**Goal of the exercise**
Copy every line, leaving nothing out and adding nothing.

**Entries provided**

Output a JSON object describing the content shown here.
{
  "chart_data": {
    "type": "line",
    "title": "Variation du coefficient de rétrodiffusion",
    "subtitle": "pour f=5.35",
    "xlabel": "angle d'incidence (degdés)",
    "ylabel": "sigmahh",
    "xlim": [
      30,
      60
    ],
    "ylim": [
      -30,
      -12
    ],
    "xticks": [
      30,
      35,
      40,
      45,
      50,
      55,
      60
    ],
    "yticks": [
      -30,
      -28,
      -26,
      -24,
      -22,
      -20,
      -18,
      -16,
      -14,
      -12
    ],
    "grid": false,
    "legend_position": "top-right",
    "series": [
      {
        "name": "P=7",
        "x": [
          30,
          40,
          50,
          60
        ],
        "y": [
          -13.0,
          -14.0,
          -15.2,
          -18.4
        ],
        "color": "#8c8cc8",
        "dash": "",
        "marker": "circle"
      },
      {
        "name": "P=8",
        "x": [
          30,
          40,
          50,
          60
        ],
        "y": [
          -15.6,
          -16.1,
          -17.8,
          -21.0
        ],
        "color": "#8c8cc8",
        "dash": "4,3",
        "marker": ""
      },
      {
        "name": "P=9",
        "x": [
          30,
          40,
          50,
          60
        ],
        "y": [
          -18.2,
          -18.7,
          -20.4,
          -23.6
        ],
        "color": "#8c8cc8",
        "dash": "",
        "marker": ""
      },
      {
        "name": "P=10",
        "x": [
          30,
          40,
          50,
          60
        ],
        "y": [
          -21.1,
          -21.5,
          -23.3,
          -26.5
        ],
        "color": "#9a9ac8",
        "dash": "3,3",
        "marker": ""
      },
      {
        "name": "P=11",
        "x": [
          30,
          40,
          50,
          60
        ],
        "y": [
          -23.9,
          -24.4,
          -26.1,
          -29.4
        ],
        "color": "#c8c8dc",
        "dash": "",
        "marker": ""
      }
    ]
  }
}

**Problem solution**
Output a JSON object describing the content shown here.
{
  "chart_data": {
    "type": "line",
    "title": "Variation du coefficient de rétrodiffusion",
    "subtitle": "pour f=5.35",
    "xlabel": "angle d'incidence (degdés)",
    "ylabel": "sigmahh",
    "xlim": [
      30,
      60
    ],
    "ylim": [
      -30,
      -12
    ],
    "xticks": [
      30,
      35,
      40,
      45,
      50,
      55,
      60
    ],
    "yticks": [
      -30,
      -28,
      -26,
      -24,
      -22,
      -20,
      -18,
      -16,
      -14,
      -12
    ],
    "grid": false,
    "legend_position": "top-right",
    "series": [
      {
        "name": "P=7",
        "x": [
          30,
          40,
          50,
          60
        ],
        "y": [
          -13.0,
          -14.0,
          -15.2,
          -18.4
        ],
        "color": "#8c8cc8",
        "dash": "",
        "marker": "circle"
      },
      {
        "name": "P=8",
        "x": [
          30,
          40,
          50,
          60
        ],
        "y": [
          -15.6,
          -16.1,
          -17.8,
          -21.0
        ],
        "color": "#8c8cc8",
        "dash": "4,3",
        "marker": ""
      },
      {
        "name": "P=9",
        "x": [
          30,
          40,
          50,
          60
        ],
        "y": [
          -18.2,
          -18.7,
          -20.4,
          -23.6
        ],
        "color": "#8c8cc8",
        "dash": "",
        "marker": ""
      },
      {
        "name": "P=10",
        "x": [
          30,
          40,
          50,
          60
        ],
        "y": [
          -21.1,
          -21.5,
          -23.3,
          -26.5
        ],
        "color": "#9a9ac8",
        "dash": "3,3",
        "marker": ""
      },
      {
        "name": "P=11",
        "x": [
          30,
          40,
          50,
          60
        ],
        "y": [
          -23.9,
          -24.4,
          -26.1,
          -29.4
        ],
        "color": "#c8c8dc",
        "dash": "",
        "marker": ""
      }
    ]
  }
}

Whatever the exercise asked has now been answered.